Instruction:
Give the entries again exactly, every one of them.

Records provided:
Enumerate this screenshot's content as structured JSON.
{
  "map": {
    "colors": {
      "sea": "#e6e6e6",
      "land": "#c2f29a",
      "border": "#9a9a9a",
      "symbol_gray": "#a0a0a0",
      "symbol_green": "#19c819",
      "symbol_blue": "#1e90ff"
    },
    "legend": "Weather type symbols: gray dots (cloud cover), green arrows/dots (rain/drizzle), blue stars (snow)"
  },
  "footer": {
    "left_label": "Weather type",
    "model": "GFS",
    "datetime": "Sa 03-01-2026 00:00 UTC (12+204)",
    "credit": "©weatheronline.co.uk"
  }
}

Answer for this exercise:
Enumerate this screenshot's content as structured JSON.
{
  "map": {
    "colors": {
      "sea": "#e6e6e6",
      "land": "#c2f29a",
      "border": "#9a9a9a",
      "symbol_gray": "#a0a0a0",
      "symbol_green": "#19c819",
      "symbol_blue": "#1e90ff"
    },
    "legend": "Weather type symbols: gray dots (cloud cover), green arrows/dots (rain/drizzle), blue stars (snow)"
  },
  "footer": {
    "left_label": "Weather type",
    "model": "GFS",
    "datetime": "Sa 03-01-2026 00:00 UTC (12+204)",
    "credit": "©weatheronline.co.uk"
  }
}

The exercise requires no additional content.